THE REQUEST:
Output every line of the data below verbatim, changing nothing.

[Spatial annotation entries]
=======

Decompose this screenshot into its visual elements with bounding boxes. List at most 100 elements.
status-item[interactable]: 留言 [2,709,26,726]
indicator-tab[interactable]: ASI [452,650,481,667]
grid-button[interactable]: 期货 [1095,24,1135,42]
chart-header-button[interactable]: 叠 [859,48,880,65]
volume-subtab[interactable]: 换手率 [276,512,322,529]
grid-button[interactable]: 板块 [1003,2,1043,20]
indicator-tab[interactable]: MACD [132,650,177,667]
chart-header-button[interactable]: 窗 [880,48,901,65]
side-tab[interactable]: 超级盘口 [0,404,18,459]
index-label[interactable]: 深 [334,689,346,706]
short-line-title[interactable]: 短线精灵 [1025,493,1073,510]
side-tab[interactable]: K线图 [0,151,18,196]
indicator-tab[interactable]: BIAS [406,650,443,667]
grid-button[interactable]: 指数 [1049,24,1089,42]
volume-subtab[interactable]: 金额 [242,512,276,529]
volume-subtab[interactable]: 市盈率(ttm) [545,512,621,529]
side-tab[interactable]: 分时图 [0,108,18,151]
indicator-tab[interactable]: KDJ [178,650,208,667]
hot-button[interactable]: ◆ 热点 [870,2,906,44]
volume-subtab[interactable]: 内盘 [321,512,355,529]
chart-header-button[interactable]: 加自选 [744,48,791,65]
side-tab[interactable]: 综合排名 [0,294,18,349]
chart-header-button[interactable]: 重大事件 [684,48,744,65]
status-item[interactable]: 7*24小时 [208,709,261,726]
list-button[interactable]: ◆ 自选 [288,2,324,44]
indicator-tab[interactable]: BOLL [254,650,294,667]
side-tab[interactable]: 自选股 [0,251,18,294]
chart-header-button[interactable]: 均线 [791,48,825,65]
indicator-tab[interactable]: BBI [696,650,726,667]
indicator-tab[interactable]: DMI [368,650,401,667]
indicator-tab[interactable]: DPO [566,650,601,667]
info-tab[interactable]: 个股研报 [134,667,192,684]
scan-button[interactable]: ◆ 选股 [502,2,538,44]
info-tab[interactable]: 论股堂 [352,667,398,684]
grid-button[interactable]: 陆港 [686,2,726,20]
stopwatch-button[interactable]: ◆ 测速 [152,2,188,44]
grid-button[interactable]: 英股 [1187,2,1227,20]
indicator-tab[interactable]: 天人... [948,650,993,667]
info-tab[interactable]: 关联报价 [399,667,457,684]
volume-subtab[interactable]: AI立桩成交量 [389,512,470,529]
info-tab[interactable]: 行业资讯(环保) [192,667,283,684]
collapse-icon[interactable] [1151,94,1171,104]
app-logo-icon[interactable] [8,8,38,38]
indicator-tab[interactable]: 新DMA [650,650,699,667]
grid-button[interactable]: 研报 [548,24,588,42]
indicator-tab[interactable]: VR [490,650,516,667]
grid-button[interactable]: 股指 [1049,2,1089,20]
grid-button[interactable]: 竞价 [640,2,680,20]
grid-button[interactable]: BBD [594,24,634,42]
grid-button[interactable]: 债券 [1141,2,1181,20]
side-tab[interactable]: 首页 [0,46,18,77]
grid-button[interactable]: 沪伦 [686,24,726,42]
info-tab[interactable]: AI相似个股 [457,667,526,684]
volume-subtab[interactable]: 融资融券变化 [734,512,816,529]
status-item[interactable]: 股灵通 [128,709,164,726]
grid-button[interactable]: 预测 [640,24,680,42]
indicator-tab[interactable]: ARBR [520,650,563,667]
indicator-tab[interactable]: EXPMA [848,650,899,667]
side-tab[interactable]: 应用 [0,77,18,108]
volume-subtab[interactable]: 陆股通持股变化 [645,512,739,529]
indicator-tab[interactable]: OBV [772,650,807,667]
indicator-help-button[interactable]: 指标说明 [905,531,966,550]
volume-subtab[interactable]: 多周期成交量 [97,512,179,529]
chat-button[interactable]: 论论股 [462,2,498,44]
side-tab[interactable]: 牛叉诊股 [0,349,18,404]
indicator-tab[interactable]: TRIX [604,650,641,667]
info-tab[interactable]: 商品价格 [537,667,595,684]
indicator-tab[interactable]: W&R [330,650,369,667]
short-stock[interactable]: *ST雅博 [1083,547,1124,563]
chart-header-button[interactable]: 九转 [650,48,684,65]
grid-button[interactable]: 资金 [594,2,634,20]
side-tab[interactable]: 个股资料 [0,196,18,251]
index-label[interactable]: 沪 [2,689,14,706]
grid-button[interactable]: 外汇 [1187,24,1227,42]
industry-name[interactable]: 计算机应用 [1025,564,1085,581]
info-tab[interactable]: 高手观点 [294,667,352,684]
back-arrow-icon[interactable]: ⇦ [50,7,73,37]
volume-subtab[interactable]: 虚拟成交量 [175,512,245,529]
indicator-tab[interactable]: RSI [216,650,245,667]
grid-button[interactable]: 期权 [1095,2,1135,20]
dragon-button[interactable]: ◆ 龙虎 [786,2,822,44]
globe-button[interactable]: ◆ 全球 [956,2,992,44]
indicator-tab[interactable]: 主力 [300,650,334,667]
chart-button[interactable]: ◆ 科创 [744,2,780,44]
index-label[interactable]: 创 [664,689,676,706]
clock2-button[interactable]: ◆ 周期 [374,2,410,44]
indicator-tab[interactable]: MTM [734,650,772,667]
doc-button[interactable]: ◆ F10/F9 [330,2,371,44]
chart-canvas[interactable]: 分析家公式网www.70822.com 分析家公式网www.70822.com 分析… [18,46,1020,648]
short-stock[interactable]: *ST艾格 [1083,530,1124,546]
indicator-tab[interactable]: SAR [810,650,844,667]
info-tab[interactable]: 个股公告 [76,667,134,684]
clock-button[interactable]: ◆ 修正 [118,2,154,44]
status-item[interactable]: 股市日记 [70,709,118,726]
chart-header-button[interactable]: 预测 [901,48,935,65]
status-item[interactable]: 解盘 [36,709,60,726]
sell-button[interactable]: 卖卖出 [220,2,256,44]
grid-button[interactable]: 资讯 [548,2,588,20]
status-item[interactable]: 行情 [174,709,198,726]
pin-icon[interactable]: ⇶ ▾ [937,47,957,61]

=======

THE ANSWER:
Decompose this screenshot into its visual elements with bounding boxes. List at most 100 elements.
status-item[interactable]: 留言 [2,709,26,726]
indicator-tab[interactable]: ASI [452,650,481,667]
grid-button[interactable]: 期货 [1095,24,1135,42]
chart-header-button[interactable]: 叠 [859,48,880,65]
volume-subtab[interactable]: 换手率 [276,512,322,529]
grid-button[interactable]: 板块 [1003,2,1043,20]
indicator-tab[interactable]: MACD [132,650,177,667]
chart-header-button[interactable]: 窗 [880,48,901,65]
side-tab[interactable]: 超级盘口 [0,404,18,459]
index-label[interactable]: 深 [334,689,346,706]
short-line-title[interactable]: 短线精灵 [1025,493,1073,510]
side-tab[interactable]: K线图 [0,151,18,196]
indicator-tab[interactable]: BIAS [406,650,443,667]
grid-button[interactable]: 指数 [1049,24,1089,42]
volume-subtab[interactable]: 金额 [242,512,276,529]
volume-subtab[interactable]: 市盈率(ttm) [545,512,621,529]
side-tab[interactable]: 分时图 [0,108,18,151]
indicator-tab[interactable]: KDJ [178,650,208,667]
hot-button[interactable]: ◆ 热点 [870,2,906,44]
volume-subtab[interactable]: 内盘 [321,512,355,529]
chart-header-button[interactable]: 加自选 [744,48,791,65]
side-tab[interactable]: 综合排名 [0,294,18,349]
chart-header-button[interactable]: 重大事件 [684,48,744,65]
status-item[interactable]: 7*24小时 [208,709,261,726]
list-button[interactable]: ◆ 自选 [288,2,324,44]
indicator-tab[interactable]: BOLL [254,650,294,667]
side-tab[interactable]: 自选股 [0,251,18,294]
chart-header-button[interactable]: 均线 [791,48,825,65]
indicator-tab[interactable]: BBI [696,650,726,667]
indicator-tab[interactable]: DMI [368,650,401,667]
indicator-tab[interactable]: DPO [566,650,601,667]
info-tab[interactable]: 个股研报 [134,667,192,684]
scan-button[interactable]: ◆ 选股 [502,2,538,44]
info-tab[interactable]: 论股堂 [352,667,398,684]
grid-button[interactable]: 陆港 [686,2,726,20]
stopwatch-button[interactable]: ◆ 测速 [152,2,188,44]
grid-button[interactable]: 英股 [1187,2,1227,20]
indicator-tab[interactable]: 天人... [948,650,993,667]
info-tab[interactable]: 关联报价 [399,667,457,684]
volume-subtab[interactable]: AI立桩成交量 [389,512,470,529]
info-tab[interactable]: 行业资讯(环保) [192,667,283,684]
collapse-icon[interactable] [1151,94,1171,104]
app-logo-icon[interactable] [8,8,38,38]
indicator-tab[interactable]: 新DMA [650,650,699,667]
grid-button[interactable]: 研报 [548,24,588,42]
indicator-tab[interactable]: VR [490,650,516,667]
grid-button[interactable]: 股指 [1049,2,1089,20]
grid-button[interactable]: 竞价 [640,2,680,20]
grid-button[interactable]: BBD [594,24,634,42]
grid-button[interactable]: 债券 [1141,2,1181,20]
side-tab[interactable]: 首页 [0,46,18,77]
grid-button[interactable]: 沪伦 [686,24,726,42]
info-tab[interactable]: AI相似个股 [457,667,526,684]
volume-subtab[interactable]: 融资融券变化 [734,512,816,529]
status-item[interactable]: 股灵通 [128,709,164,726]
grid-button[interactable]: 预测 [640,24,680,42]
indicator-tab[interactable]: ARBR [520,650,563,667]
indicator-tab[interactable]: EXPMA [848,650,899,667]
side-tab[interactable]: 应用 [0,77,18,108]
volume-subtab[interactable]: 陆股通持股变化 [645,512,739,529]
indicator-tab[interactable]: OBV [772,650,807,667]
indicator-help-button[interactable]: 指标说明 [905,531,966,550]
volume-subtab[interactable]: 多周期成交量 [97,512,179,529]
chat-button[interactable]: 论论股 [462,2,498,44]
side-tab[interactable]: 牛叉诊股 [0,349,18,404]
indicator-tab[interactable]: TRIX [604,650,641,667]
info-tab[interactable]: 商品价格 [537,667,595,684]
indicator-tab[interactable]: W&R [330,650,369,667]
short-stock[interactable]: *ST雅博 [1083,547,1124,563]
chart-header-button[interactable]: 九转 [650,48,684,65]
grid-button[interactable]: 资金 [594,2,634,20]
side-tab[interactable]: 个股资料 [0,196,18,251]
index-label[interactable]: 沪 [2,689,14,706]
grid-button[interactable]: 外汇 [1187,24,1227,42]
industry-name[interactable]: 计算机应用 [1025,564,1085,581]
info-tab[interactable]: 高手观点 [294,667,352,684]
back-arrow-icon[interactable]: ⇦ [50,7,73,37]
volume-subtab[interactable]: 虚拟成交量 [175,512,245,529]
indicator-tab[interactable]: RSI [216,650,245,667]
grid-button[interactable]: 期权 [1095,2,1135,20]
dragon-button[interactable]: ◆ 龙虎 [786,2,822,44]
globe-button[interactable]: ◆ 全球 [956,2,992,44]
indicator-tab[interactable]: 主力 [300,650,334,667]
chart-button[interactable]: ◆ 科创 [744,2,780,44]
index-label[interactable]: 创 [664,689,676,706]
clock2-button[interactable]: ◆ 周期 [374,2,410,44]
indicator-tab[interactable]: MTM [734,650,772,667]
doc-button[interactable]: ◆ F10/F9 [330,2,371,44]
chart-canvas[interactable]: 分析家公式网www.70822.com 分析家公式网www.70822.com 分析… [18,46,1020,648]
short-stock[interactable]: *ST艾格 [1083,530,1124,546]
indicator-tab[interactable]: SAR [810,650,844,667]
info-tab[interactable]: 个股公告 [76,667,134,684]
clock-button[interactable]: ◆ 修正 [118,2,154,44]
status-item[interactable]: 股市日记 [70,709,118,726]
chart-header-button[interactable]: 预测 [901,48,935,65]
status-item[interactable]: 解盘 [36,709,60,726]
sell-button[interactable]: 卖卖出 [220,2,256,44]
grid-button[interactable]: 资讯 [548,2,588,20]
status-item[interactable]: 行情 [174,709,198,726]
pin-icon[interactable]: ⇶ ▾ [937,47,957,61]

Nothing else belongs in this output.